Data records
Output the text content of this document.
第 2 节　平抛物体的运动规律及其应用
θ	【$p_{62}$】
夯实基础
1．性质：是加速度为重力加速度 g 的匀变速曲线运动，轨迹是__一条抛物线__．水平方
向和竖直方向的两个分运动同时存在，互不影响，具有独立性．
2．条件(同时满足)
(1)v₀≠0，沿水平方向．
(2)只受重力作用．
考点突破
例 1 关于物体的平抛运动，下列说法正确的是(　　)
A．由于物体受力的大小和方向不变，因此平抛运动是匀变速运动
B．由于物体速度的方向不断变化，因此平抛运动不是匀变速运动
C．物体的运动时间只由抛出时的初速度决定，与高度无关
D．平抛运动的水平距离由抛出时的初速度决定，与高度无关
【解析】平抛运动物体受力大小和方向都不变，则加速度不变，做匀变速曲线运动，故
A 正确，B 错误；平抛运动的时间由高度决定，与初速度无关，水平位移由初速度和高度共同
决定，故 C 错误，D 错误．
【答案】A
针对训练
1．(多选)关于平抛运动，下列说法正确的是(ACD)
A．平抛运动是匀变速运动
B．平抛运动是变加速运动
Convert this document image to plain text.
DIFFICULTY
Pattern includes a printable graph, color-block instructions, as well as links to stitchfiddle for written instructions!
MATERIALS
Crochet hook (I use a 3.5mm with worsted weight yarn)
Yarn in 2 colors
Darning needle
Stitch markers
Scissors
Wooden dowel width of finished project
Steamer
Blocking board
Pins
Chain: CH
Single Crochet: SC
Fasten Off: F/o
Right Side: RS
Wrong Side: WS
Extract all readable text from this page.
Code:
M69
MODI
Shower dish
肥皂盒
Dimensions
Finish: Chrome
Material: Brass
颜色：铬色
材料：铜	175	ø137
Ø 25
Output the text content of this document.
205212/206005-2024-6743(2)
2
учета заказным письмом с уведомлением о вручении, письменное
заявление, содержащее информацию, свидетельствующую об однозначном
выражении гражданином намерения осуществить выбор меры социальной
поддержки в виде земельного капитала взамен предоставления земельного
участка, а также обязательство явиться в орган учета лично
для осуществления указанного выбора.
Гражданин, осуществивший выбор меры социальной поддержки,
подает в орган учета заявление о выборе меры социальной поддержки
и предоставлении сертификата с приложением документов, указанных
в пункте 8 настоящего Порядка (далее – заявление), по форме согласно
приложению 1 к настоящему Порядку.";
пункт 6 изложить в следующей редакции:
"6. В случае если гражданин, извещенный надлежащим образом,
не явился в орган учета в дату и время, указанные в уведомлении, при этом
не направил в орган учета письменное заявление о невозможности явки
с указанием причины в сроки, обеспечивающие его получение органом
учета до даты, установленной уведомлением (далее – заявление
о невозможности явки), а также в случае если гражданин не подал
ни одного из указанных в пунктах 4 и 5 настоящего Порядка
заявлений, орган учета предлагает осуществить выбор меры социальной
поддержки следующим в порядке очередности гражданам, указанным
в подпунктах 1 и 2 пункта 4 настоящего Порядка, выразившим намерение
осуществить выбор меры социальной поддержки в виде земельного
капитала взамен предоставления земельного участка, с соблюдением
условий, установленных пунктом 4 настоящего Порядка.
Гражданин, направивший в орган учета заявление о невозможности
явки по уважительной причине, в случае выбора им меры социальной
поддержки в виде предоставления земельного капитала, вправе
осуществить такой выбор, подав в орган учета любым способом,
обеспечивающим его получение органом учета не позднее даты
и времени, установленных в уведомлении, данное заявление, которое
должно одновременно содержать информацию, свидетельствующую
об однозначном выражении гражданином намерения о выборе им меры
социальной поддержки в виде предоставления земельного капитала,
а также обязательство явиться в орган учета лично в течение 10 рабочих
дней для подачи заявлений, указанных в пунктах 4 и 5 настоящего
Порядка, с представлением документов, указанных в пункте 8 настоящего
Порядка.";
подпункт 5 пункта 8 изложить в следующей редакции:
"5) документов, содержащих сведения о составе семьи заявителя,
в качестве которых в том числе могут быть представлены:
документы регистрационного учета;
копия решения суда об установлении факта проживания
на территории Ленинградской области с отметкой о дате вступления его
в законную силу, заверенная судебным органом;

» Exercise aim:
Tell how many lines include "получение". The number is the whole answer.

» Full solution:
2